## What is required
All of the material below is to be returned exactly.

## The data
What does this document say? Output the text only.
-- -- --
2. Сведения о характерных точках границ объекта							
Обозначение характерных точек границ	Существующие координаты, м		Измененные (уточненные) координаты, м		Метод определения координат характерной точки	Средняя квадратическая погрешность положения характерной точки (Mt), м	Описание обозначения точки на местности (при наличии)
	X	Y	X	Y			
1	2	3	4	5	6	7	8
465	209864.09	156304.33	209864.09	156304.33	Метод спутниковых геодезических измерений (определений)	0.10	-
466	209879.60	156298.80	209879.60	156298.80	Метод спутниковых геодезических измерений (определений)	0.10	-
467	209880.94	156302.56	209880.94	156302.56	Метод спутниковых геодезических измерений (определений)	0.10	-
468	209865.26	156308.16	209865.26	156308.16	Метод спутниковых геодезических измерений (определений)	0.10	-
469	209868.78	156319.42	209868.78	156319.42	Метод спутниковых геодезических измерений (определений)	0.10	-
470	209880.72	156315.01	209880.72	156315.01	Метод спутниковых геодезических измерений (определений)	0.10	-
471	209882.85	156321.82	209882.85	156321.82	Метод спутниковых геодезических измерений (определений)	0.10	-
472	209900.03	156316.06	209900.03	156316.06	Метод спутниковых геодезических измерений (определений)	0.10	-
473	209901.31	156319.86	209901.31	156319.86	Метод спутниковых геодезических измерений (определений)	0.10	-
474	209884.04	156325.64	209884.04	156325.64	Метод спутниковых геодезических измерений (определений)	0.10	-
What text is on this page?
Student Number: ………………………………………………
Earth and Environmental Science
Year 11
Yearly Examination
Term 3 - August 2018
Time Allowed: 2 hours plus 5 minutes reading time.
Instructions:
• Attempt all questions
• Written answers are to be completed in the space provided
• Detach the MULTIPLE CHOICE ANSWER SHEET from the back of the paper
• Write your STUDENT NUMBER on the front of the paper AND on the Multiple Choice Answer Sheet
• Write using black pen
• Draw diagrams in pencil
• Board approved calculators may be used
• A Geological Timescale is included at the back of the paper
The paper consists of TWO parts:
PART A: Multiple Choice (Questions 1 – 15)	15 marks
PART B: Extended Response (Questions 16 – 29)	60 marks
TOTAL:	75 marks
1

## Right answer
What does this document say? Output the text only.
-- -- --
2. Сведения о характерных точках границ объекта							
Обозначение характерных точек границ	Существующие координаты, м		Измененные (уточненные) координаты, м		Метод определения координат характерной точки	Средняя квадратическая погрешность положения характерной точки (Mt), м	Описание обозначения точки на местности (при наличии)
	X	Y	X	Y			
1	2	3	4	5	6	7	8
465	209864.09	156304.33	209864.09	156304.33	Метод спутниковых геодезических измерений (определений)	0.10	-
466	209879.60	156298.80	209879.60	156298.80	Метод спутниковых геодезических измерений (определений)	0.10	-
467	209880.94	156302.56	209880.94	156302.56	Метод спутниковых геодезических измерений (определений)	0.10	-
468	209865.26	156308.16	209865.26	156308.16	Метод спутниковых геодезических измерений (определений)	0.10	-
469	209868.78	156319.42	209868.78	156319.42	Метод спутниковых геодезических измерений (определений)	0.10	-
470	209880.72	156315.01	209880.72	156315.01	Метод спутниковых геодезических измерений (определений)	0.10	-
471	209882.85	156321.82	209882.85	156321.82	Метод спутниковых геодезических измерений (определений)	0.10	-
472	209900.03	156316.06	209900.03	156316.06	Метод спутниковых геодезических измерений (определений)	0.10	-
473	209901.31	156319.86	209901.31	156319.86	Метод спутниковых геодезических измерений (определений)	0.10	-
474	209884.04	156325.64	209884.04	156325.64	Метод спутниковых геодезических измерений (определений)	0.10	-
What text is on this page?
Student Number: ………………………………………………
Earth and Environmental Science
Year 11
Yearly Examination
Term 3 - August 2018
Time Allowed: 2 hours plus 5 minutes reading time.
Instructions:
• Attempt all questions
• Written answers are to be completed in the space provided
• Detach the MULTIPLE CHOICE ANSWER SHEET from the back of the paper
• Write your STUDENT NUMBER on the front of the paper AND on the Multiple Choice Answer Sheet
• Write using black pen
• Draw diagrams in pencil
• Board approved calculators may be used
• A Geological Timescale is included at the back of the paper
The paper consists of TWO parts:
PART A: Multiple Choice (Questions 1 – 15)	15 marks
PART B: Extended Response (Questions 16 – 29)	60 marks
TOTAL:	75 marks
1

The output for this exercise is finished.